--- START OF Supplied records ---

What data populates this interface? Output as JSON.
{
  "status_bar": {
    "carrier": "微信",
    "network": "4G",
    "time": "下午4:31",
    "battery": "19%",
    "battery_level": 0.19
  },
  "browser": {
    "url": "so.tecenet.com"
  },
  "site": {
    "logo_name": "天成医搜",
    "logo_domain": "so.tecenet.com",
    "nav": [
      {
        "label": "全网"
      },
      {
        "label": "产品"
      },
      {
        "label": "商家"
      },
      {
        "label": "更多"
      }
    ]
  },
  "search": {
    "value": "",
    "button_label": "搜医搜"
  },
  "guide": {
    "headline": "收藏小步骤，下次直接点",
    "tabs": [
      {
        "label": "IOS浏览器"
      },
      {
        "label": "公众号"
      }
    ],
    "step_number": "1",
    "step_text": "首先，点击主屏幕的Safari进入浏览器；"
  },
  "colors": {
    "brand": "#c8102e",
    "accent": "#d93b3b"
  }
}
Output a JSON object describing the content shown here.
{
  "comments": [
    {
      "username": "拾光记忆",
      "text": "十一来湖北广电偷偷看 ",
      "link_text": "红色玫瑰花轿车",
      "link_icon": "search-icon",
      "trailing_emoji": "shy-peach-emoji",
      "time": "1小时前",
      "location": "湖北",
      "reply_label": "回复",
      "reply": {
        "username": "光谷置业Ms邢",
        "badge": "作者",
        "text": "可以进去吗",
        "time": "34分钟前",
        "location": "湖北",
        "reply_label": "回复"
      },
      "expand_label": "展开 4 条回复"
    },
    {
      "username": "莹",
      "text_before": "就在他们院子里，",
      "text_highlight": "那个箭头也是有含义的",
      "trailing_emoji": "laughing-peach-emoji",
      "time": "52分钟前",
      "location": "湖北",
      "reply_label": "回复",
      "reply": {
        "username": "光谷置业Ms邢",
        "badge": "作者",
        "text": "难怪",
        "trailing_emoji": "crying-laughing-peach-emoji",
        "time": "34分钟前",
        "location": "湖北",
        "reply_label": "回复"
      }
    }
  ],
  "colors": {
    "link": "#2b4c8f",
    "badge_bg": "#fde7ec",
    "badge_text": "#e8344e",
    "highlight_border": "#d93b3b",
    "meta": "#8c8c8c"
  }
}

--- END OF Supplied records ---

▸ **Requirements**
Transcribe every line of the data, exactly as it stands.

▸ **Solution to this task**
What data populates this interface? Output as JSON.
{
  "status_bar": {
    "carrier": "微信",
    "network": "4G",
    "time": "下午4:31",
    "battery": "19%",
    "battery_level": 0.19
  },
  "browser": {
    "url": "so.tecenet.com"
  },
  "site": {
    "logo_name": "天成医搜",
    "logo_domain": "so.tecenet.com",
    "nav": [
      {
        "label": "全网"
      },
      {
        "label": "产品"
      },
      {
        "label": "商家"
      },
      {
        "label": "更多"
      }
    ]
  },
  "search": {
    "value": "",
    "button_label": "搜医搜"
  },
  "guide": {
    "headline": "收藏小步骤，下次直接点",
    "tabs": [
      {
        "label": "IOS浏览器"
      },
      {
        "label": "公众号"
      }
    ],
    "step_number": "1",
    "step_text": "首先，点击主屏幕的Safari进入浏览器；"
  },
  "colors": {
    "brand": "#c8102e",
    "accent": "#d93b3b"
  }
}
Output a JSON object describing the content shown here.
{
  "comments": [
    {
      "username": "拾光记忆",
      "text": "十一来湖北广电偷偷看 ",
      "link_text": "红色玫瑰花轿车",
      "link_icon": "search-icon",
      "trailing_emoji": "shy-peach-emoji",
      "time": "1小时前",
      "location": "湖北",
      "reply_label": "回复",
      "reply": {
        "username": "光谷置业Ms邢",
        "badge": "作者",
        "text": "可以进去吗",
        "time": "34分钟前",
        "location": "湖北",
        "reply_label": "回复"
      },
      "expand_label": "展开 4 条回复"
    },
    {
      "username": "莹",
      "text_before": "就在他们院子里，",
      "text_highlight": "那个箭头也是有含义的",
      "trailing_emoji": "laughing-peach-emoji",
      "time": "52分钟前",
      "location": "湖北",
      "reply_label": "回复",
      "reply": {
        "username": "光谷置业Ms邢",
        "badge": "作者",
        "text": "难怪",
        "trailing_emoji": "crying-laughing-peach-emoji",
        "time": "34分钟前",
        "location": "湖北",
        "reply_label": "回复"
      }
    }
  ],
  "colors": {
    "link": "#2b4c8f",
    "badge_bg": "#fde7ec",
    "badge_text": "#e8344e",
    "highlight_border": "#d93b3b",
    "meta": "#8c8c8c"
  }
}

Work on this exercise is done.